Data to use:
START

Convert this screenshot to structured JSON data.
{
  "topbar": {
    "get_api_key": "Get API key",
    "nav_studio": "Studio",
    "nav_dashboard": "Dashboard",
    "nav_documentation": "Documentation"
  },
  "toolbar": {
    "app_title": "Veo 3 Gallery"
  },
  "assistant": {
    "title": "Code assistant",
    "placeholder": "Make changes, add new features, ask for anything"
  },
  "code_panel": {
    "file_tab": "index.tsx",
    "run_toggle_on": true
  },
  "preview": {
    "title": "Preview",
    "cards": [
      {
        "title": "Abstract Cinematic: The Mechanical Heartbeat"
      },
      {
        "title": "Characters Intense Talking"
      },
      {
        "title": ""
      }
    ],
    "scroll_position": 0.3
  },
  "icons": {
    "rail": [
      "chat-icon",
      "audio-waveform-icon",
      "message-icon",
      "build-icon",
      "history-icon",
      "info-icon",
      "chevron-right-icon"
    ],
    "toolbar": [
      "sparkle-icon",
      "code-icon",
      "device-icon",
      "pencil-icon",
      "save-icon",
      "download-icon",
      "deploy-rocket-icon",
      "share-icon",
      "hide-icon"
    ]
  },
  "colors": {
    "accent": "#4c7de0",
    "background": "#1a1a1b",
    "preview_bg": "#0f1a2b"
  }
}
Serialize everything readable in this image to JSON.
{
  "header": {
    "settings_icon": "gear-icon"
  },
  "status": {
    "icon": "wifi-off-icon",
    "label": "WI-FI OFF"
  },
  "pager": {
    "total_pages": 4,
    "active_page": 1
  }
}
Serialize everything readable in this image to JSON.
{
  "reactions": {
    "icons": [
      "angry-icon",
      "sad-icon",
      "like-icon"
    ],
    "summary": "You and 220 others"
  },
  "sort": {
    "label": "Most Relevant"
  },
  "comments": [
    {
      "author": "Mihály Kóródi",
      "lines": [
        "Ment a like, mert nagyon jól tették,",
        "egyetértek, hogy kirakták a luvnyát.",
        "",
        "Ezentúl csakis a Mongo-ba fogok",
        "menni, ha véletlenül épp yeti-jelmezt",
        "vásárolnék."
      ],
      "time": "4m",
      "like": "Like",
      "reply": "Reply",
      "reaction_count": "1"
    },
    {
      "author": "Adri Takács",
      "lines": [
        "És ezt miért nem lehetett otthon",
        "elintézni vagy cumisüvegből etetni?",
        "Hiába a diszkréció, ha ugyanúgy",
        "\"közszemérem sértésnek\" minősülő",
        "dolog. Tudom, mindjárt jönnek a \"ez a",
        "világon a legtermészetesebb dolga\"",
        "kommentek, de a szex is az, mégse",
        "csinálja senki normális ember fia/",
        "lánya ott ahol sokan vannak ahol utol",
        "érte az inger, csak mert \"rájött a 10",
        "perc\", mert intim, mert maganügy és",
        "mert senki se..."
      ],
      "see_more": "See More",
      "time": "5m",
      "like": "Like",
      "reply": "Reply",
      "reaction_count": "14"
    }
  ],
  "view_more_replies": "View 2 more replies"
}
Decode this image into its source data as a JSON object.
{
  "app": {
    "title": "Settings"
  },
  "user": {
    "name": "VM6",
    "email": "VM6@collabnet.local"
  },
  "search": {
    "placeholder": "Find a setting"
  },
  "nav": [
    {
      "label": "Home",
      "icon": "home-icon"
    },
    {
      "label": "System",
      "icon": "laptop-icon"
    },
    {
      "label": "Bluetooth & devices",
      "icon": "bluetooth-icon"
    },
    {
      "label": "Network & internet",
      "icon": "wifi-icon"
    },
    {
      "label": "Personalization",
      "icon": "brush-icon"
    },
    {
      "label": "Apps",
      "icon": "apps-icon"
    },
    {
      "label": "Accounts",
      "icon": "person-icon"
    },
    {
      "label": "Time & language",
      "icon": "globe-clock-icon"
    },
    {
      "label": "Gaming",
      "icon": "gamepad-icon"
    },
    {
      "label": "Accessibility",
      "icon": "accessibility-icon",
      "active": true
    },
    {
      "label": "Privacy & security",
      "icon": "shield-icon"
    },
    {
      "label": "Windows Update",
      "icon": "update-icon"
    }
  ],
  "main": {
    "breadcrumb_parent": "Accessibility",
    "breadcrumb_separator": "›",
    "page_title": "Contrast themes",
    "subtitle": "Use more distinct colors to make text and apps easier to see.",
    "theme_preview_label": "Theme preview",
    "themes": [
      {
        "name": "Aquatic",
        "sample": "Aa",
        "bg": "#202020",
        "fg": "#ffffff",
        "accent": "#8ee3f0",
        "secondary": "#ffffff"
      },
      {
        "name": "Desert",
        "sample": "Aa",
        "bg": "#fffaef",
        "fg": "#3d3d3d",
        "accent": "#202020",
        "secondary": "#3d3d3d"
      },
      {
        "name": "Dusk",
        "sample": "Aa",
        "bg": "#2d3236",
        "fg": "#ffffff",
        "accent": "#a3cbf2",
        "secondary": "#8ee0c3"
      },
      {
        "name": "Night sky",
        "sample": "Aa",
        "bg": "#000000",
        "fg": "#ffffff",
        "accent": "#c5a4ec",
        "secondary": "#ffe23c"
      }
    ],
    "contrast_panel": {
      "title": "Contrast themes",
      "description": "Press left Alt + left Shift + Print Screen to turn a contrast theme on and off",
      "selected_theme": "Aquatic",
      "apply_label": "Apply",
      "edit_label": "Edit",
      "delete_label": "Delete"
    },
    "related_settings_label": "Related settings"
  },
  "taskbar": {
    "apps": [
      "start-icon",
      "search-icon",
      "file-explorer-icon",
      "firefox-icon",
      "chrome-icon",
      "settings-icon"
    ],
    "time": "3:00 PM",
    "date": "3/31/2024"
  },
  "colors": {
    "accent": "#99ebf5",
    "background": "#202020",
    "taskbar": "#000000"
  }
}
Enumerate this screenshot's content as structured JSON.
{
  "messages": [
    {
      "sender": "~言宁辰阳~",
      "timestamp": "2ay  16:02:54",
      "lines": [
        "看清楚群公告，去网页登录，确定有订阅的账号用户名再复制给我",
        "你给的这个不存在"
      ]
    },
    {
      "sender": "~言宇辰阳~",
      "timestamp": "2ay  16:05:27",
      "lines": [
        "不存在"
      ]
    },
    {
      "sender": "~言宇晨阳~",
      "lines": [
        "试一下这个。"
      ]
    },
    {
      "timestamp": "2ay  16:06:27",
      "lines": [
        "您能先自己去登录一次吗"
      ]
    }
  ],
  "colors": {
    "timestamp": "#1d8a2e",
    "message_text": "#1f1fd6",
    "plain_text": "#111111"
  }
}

END

What is required: Output all of the data again. Match it exactly.

Output of the task:
Convert this screenshot to structured JSON data.
{
  "topbar": {
    "get_api_key": "Get API key",
    "nav_studio": "Studio",
    "nav_dashboard": "Dashboard",
    "nav_documentation": "Documentation"
  },
  "toolbar": {
    "app_title": "Veo 3 Gallery"
  },
  "assistant": {
    "title": "Code assistant",
    "placeholder": "Make changes, add new features, ask for anything"
  },
  "code_panel": {
    "file_tab": "index.tsx",
    "run_toggle_on": true
  },
  "preview": {
    "title": "Preview",
    "cards": [
      {
        "title": "Abstract Cinematic: The Mechanical Heartbeat"
      },
      {
        "title": "Characters Intense Talking"
      },
      {
        "title": ""
      }
    ],
    "scroll_position": 0.3
  },
  "icons": {
    "rail": [
      "chat-icon",
      "audio-waveform-icon",
      "message-icon",
      "build-icon",
      "history-icon",
      "info-icon",
      "chevron-right-icon"
    ],
    "toolbar": [
      "sparkle-icon",
      "code-icon",
      "device-icon",
      "pencil-icon",
      "save-icon",
      "download-icon",
      "deploy-rocket-icon",
      "share-icon",
      "hide-icon"
    ]
  },
  "colors": {
    "accent": "#4c7de0",
    "background": "#1a1a1b",
    "preview_bg": "#0f1a2b"
  }
}
Serialize everything readable in this image to JSON.
{
  "header": {
    "settings_icon": "gear-icon"
  },
  "status": {
    "icon": "wifi-off-icon",
    "label": "WI-FI OFF"
  },
  "pager": {
    "total_pages": 4,
    "active_page": 1
  }
}
Serialize everything readable in this image to JSON.
{
  "reactions": {
    "icons": [
      "angry-icon",
      "sad-icon",
      "like-icon"
    ],
    "summary": "You and 220 others"
  },
  "sort": {
    "label": "Most Relevant"
  },
  "comments": [
    {
      "author": "Mihály Kóródi",
      "lines": [
        "Ment a like, mert nagyon jól tették,",
        "egyetértek, hogy kirakták a luvnyát.",
        "",
        "Ezentúl csakis a Mongo-ba fogok",
        "menni, ha véletlenül épp yeti-jelmezt",
        "vásárolnék."
      ],
      "time": "4m",
      "like": "Like",
      "reply": "Reply",
      "reaction_count": "1"
    },
    {
      "author": "Adri Takács",
      "lines": [
        "És ezt miért nem lehetett otthon",
        "elintézni vagy cumisüvegből etetni?",
        "Hiába a diszkréció, ha ugyanúgy",
        "\"közszemérem sértésnek\" minősülő",
        "dolog. Tudom, mindjárt jönnek a \"ez a",
        "világon a legtermészetesebb dolga\"",
        "kommentek, de a szex is az, mégse",
        "csinálja senki normális ember fia/",
        "lánya ott ahol sokan vannak ahol utol",
        "érte az inger, csak mert \"rájött a 10",
        "perc\", mert intim, mert maganügy és",
        "mert senki se..."
      ],
      "see_more": "See More",
      "time": "5m",
      "like": "Like",
      "reply": "Reply",
      "reaction_count": "14"
    }
  ],
  "view_more_replies": "View 2 more replies"
}
Decode this image into its source data as a JSON object.
{
  "app": {
    "title": "Settings"
  },
  "user": {
    "name": "VM6",
    "email": "VM6@collabnet.local"
  },
  "search": {
    "placeholder": "Find a setting"
  },
  "nav": [
    {
      "label": "Home",
      "icon": "home-icon"
    },
    {
      "label": "System",
      "icon": "laptop-icon"
    },
    {
      "label": "Bluetooth & devices",
      "icon": "bluetooth-icon"
    },
    {
      "label": "Network & internet",
      "icon": "wifi-icon"
    },
    {
      "label": "Personalization",
      "icon": "brush-icon"
    },
    {
      "label": "Apps",
      "icon": "apps-icon"
    },
    {
      "label": "Accounts",
      "icon": "person-icon"
    },
    {
      "label": "Time & language",
      "icon": "globe-clock-icon"
    },
    {
      "label": "Gaming",
      "icon": "gamepad-icon"
    },
    {
      "label": "Accessibility",
      "icon": "accessibility-icon",
      "active": true
    },
    {
      "label": "Privacy & security",
      "icon": "shield-icon"
    },
    {
      "label": "Windows Update",
      "icon": "update-icon"
    }
  ],
  "main": {
    "breadcrumb_parent": "Accessibility",
    "breadcrumb_separator": "›",
    "page_title": "Contrast themes",
    "subtitle": "Use more distinct colors to make text and apps easier to see.",
    "theme_preview_label": "Theme preview",
    "themes": [
      {
        "name": "Aquatic",
        "sample": "Aa",
        "bg": "#202020",
        "fg": "#ffffff",
        "accent": "#8ee3f0",
        "secondary": "#ffffff"
      },
      {
        "name": "Desert",
        "sample": "Aa",
        "bg": "#fffaef",
        "fg": "#3d3d3d",
        "accent": "#202020",
        "secondary": "#3d3d3d"
      },
      {
        "name": "Dusk",
        "sample": "Aa",
        "bg": "#2d3236",
        "fg": "#ffffff",
        "accent": "#a3cbf2",
        "secondary": "#8ee0c3"
      },
      {
        "name": "Night sky",
        "sample": "Aa",
        "bg": "#000000",
        "fg": "#ffffff",
        "accent": "#c5a4ec",
        "secondary": "#ffe23c"
      }
    ],
    "contrast_panel": {
      "title": "Contrast themes",
      "description": "Press left Alt + left Shift + Print Screen to turn a contrast theme on and off",
      "selected_theme": "Aquatic",
      "apply_label": "Apply",
      "edit_label": "Edit",
      "delete_label": "Delete"
    },
    "related_settings_label": "Related settings"
  },
  "taskbar": {
    "apps": [
      "start-icon",
      "search-icon",
      "file-explorer-icon",
      "firefox-icon",
      "chrome-icon",
      "settings-icon"
    ],
    "time": "3:00 PM",
    "date": "3/31/2024"
  },
  "colors": {
    "accent": "#99ebf5",
    "background": "#202020",
    "taskbar": "#000000"
  }
}
Enumerate this screenshot's content as structured JSON.
{
  "messages": [
    {
      "sender": "~言宁辰阳~",
      "timestamp": "2ay  16:02:54",
      "lines": [
        "看清楚群公告，去网页登录，确定有订阅的账号用户名再复制给我",
        "你给的这个不存在"
      ]
    },
    {
      "sender": "~言宇辰阳~",
      "timestamp": "2ay  16:05:27",
      "lines": [
        "不存在"
      ]
    },
    {
      "sender": "~言宇晨阳~",
      "lines": [
        "试一下这个。"
      ]
    },
    {
      "timestamp": "2ay  16:06:27",
      "lines": [
        "您能先自己去登录一次吗"
      ]
    }
  ],
  "colors": {
    "timestamp": "#1d8a2e",
    "message_text": "#1f1fd6",
    "plain_text": "#111111"
  }
}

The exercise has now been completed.